### EXERCISE GOAL
Where does the string "this" appear? Copy every line of the entries below that holds it.

>> Begin STORED ROWS

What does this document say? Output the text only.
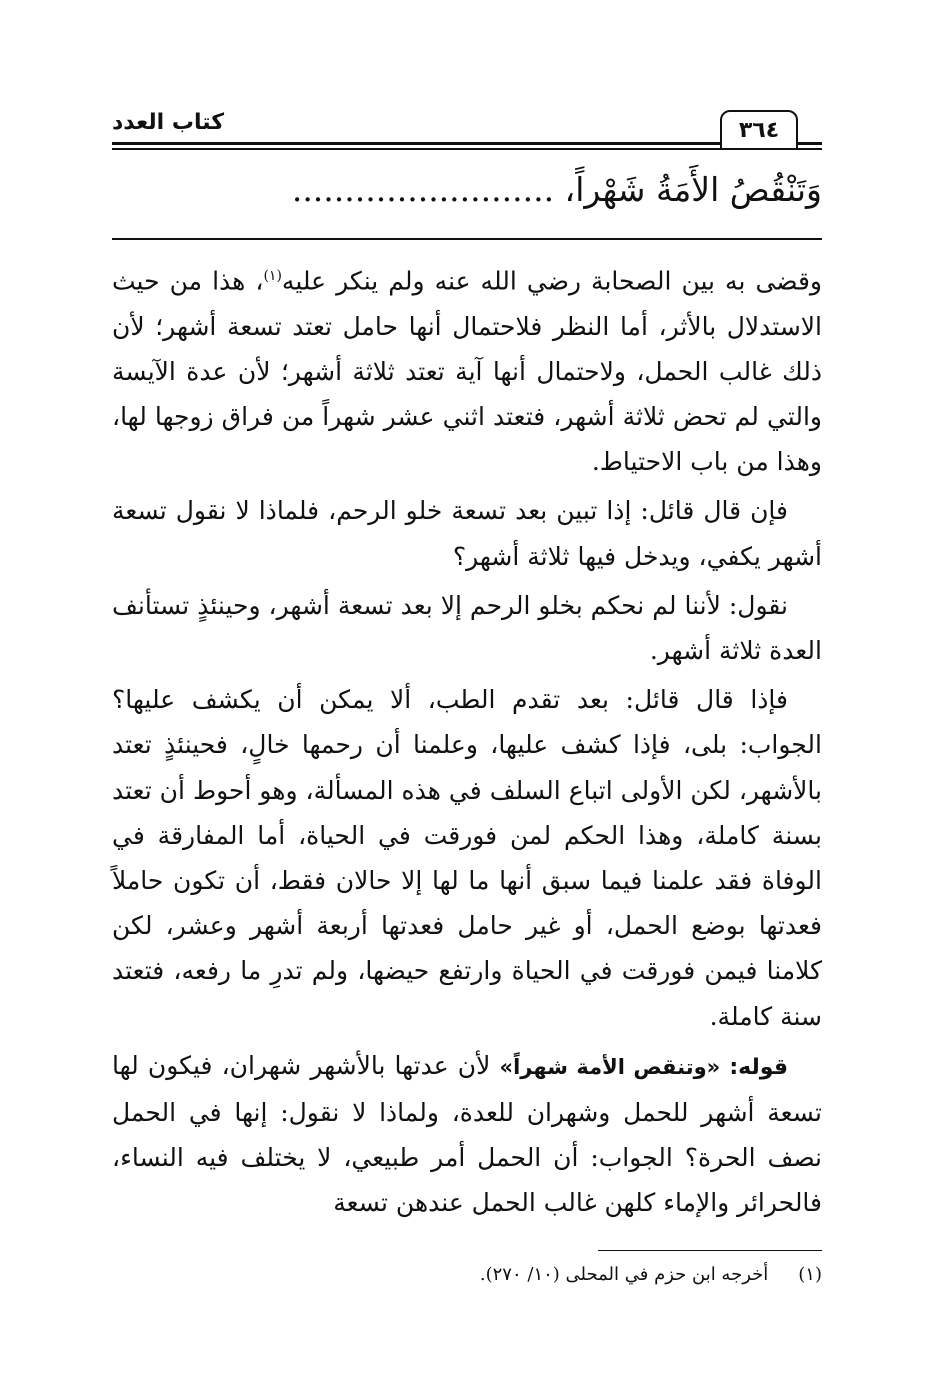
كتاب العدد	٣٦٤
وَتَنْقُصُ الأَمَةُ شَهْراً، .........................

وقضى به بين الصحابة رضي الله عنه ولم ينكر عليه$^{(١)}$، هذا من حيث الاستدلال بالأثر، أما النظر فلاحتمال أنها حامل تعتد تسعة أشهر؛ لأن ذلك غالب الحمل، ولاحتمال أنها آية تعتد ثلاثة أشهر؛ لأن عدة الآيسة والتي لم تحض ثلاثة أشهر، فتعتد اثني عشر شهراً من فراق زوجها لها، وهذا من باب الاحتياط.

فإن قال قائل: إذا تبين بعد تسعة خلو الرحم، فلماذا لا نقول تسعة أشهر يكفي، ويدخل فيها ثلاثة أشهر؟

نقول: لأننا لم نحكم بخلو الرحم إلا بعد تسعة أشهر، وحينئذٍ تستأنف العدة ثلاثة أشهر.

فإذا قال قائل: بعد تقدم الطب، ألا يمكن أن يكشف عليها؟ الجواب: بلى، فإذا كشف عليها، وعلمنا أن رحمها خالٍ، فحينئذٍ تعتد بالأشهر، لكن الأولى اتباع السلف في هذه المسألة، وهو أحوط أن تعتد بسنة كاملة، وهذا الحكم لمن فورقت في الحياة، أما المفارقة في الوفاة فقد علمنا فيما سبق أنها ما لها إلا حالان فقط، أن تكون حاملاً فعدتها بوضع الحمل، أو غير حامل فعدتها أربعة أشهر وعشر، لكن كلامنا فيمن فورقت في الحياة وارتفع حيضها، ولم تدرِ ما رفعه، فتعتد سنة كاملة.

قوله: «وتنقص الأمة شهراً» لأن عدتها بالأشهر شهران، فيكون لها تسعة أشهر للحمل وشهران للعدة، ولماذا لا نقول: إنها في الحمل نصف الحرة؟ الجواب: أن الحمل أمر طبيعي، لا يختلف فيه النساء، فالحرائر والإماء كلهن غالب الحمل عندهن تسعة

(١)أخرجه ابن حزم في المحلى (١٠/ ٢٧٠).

>> End STORED ROWS
>> Begin STORED ROWS

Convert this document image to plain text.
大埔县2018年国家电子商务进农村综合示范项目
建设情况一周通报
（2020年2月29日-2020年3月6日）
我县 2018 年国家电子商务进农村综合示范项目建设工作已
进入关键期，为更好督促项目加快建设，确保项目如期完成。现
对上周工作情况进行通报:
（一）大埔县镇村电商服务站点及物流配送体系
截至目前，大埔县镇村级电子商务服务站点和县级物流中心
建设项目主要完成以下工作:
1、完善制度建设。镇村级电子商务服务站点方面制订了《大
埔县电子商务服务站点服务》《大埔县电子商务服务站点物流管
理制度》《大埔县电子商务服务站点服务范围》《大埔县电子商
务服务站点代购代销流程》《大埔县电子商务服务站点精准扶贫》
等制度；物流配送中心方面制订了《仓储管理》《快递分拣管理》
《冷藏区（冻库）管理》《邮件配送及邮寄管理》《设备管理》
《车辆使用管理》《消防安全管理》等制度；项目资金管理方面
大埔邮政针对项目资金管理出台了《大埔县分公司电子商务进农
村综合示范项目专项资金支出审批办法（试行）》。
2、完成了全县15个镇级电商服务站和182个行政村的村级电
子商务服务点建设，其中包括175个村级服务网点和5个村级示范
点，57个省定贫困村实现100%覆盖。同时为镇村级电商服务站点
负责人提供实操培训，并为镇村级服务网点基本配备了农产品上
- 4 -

>> End STORED ROWS

### TASK OUTPUT
What does this document say? Output the text only.
Convert this document image to plain text.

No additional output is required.